▶ [Textauszug]
Wäre ohne ihn die Zürcher Reformierte Kirche versandet?
20.09.2025HISTORIE
Der 1504 an der Marktgasse 22 im aargauischen Bremgarten geborene Heinrich Bullinger gehört zu den bedeutendsten Persönlichkeiten der Schweiz und der Reformation. Sein lebenslanges Wirkungsfeld lag in Zürich, griff jedoch weit über die Landesgrenzen hinaus. Mit ...
HISTORIE
Der 1504 an der Marktgasse 22 im aargauischen Bremgarten geborene Heinrich Bullinger gehört zu den bedeutendsten Persönlichkeiten der Schweiz und der Reformation. Sein lebenslanges Wirkungsfeld lag in Zürich, griff jedoch weit über die Landesgrenzen hinaus. Mit zahlreichen Persönlichkeiten stand er in Briefkontakt und förderte die internationale Ausbreitung des reformierten Glaubens. Grosser Beliebtheit erfreuten sich seine gedruckten theologischen und historischen Werke. Sie sollten aber auch die Mission seines in Kappel getöteten Vorgängers und Freundes Huldrych Zwingli fortführen, die geschwächte Zürcher Reformation erhalten und stärken.

▶ [Bereitgestellte Angaben]

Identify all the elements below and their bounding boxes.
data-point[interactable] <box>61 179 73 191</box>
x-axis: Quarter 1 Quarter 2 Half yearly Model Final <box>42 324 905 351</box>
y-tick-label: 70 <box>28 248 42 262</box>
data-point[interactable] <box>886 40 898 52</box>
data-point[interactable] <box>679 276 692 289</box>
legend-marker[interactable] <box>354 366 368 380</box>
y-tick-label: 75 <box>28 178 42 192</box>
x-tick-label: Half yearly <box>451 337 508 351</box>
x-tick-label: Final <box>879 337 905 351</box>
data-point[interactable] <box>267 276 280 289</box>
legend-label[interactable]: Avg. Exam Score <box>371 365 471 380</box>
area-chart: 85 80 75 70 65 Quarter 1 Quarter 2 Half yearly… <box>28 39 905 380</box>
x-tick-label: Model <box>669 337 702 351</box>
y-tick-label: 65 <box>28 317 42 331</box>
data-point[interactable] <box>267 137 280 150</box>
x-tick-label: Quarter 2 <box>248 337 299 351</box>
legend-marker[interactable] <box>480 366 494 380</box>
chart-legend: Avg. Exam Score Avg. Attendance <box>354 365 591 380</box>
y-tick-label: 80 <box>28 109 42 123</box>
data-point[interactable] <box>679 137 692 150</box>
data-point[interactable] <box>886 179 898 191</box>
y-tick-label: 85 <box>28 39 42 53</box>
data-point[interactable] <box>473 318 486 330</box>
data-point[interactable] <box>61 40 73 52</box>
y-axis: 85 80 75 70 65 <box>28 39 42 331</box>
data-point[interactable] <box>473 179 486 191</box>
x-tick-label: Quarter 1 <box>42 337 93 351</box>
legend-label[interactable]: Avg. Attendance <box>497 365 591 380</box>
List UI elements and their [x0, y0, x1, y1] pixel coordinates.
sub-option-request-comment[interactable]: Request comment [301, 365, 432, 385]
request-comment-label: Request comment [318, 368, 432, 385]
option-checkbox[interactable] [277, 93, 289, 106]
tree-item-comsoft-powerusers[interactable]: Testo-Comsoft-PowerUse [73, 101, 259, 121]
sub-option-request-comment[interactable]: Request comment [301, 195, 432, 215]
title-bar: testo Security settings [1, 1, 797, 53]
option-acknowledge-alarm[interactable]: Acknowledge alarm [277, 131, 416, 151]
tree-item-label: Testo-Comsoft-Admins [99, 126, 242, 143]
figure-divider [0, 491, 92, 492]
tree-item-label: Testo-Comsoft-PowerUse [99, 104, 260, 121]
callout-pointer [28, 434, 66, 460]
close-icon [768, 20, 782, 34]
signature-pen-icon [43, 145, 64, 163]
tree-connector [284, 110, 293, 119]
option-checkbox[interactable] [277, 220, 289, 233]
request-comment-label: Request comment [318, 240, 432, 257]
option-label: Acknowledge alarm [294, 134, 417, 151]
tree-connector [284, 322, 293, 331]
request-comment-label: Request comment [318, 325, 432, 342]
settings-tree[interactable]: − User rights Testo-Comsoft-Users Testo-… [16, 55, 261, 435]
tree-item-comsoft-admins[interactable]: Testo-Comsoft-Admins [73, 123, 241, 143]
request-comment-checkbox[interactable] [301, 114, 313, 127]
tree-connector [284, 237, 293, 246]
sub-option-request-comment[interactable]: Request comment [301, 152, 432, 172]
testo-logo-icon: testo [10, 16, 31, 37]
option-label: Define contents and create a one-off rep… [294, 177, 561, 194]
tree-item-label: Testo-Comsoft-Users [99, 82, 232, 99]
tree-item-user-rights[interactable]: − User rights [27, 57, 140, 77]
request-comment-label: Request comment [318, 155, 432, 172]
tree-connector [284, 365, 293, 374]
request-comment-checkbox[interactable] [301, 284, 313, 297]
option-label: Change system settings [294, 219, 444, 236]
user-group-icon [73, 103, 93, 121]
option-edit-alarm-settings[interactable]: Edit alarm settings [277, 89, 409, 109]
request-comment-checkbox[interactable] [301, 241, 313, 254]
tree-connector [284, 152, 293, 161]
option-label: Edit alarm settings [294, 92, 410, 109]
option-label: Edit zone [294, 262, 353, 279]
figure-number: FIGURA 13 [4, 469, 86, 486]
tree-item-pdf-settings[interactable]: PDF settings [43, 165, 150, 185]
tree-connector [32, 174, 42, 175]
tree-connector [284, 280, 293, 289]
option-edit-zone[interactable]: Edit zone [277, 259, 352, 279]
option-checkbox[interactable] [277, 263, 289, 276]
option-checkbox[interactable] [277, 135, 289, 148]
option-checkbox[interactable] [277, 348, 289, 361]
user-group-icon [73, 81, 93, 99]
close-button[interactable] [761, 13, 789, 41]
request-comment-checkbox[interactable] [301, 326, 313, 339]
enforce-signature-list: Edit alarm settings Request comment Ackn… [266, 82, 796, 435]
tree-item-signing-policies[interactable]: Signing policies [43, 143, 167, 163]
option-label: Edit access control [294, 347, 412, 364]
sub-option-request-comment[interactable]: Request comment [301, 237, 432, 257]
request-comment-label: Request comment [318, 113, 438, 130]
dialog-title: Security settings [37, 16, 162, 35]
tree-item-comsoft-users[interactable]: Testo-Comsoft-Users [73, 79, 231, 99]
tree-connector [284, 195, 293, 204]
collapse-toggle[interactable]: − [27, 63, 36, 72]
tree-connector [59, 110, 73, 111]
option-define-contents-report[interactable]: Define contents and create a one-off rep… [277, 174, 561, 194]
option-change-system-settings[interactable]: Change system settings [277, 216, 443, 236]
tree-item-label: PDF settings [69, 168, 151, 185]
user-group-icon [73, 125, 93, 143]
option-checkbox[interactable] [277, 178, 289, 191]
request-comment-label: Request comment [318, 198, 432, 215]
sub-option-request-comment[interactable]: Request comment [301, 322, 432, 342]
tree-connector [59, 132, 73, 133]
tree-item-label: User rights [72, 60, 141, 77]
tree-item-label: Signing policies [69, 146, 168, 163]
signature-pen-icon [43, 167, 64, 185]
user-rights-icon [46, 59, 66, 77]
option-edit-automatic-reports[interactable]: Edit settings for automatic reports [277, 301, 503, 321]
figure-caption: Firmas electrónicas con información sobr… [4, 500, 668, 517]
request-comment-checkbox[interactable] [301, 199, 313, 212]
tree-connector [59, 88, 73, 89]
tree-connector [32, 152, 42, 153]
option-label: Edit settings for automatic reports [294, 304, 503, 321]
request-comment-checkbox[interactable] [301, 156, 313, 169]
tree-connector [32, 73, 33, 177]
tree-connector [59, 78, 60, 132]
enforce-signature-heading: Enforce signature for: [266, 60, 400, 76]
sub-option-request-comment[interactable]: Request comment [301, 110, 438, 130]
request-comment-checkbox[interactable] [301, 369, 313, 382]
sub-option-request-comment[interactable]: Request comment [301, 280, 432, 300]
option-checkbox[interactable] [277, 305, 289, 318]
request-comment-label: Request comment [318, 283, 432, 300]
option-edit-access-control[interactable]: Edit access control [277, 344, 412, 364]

▶ [Aufgabenstellung]
1. Gib den Textauszug über Heinrich Bullinger wortgetreu wieder, beginnend mit „20.09.2025HISTORIE“ und fortlaufend bis einschließlich „hinaus. Mit ...“.
2. Zitiere die Auflistung Zeichen für Zeichen, von ihrer ersten Zeile an bis einschließlich der Zeile mit „data-point[interactable] <box>886 40“.
Textauszug und Auflistung stammen aus voneinander unabhängigen Quellen.

▶ [Ergebnisse je Aufgabe]
1.
20.09.2025HISTORIE
Der 1504 an der Marktgasse 22 im aargauischen Bremgarten geborene Heinrich Bullinger gehört zu den bedeutendsten Persönlichkeiten der Schweiz und der Reformation. Sein lebenslanges Wirkungsfeld lag in Zürich, griff jedoch weit über die Landesgrenzen hinaus. Mit ...

2.
Identify all the elements below and their bounding boxes.
data-point[interactable] <box>61 179 73 191</box>
x-axis: Quarter 1 Quarter 2 Half yearly Model Final <box>42 324 905 351</box>
y-tick-label: 70 <box>28 248 42 262</box>
data-point[interactable] <box>886 40 898 52</box>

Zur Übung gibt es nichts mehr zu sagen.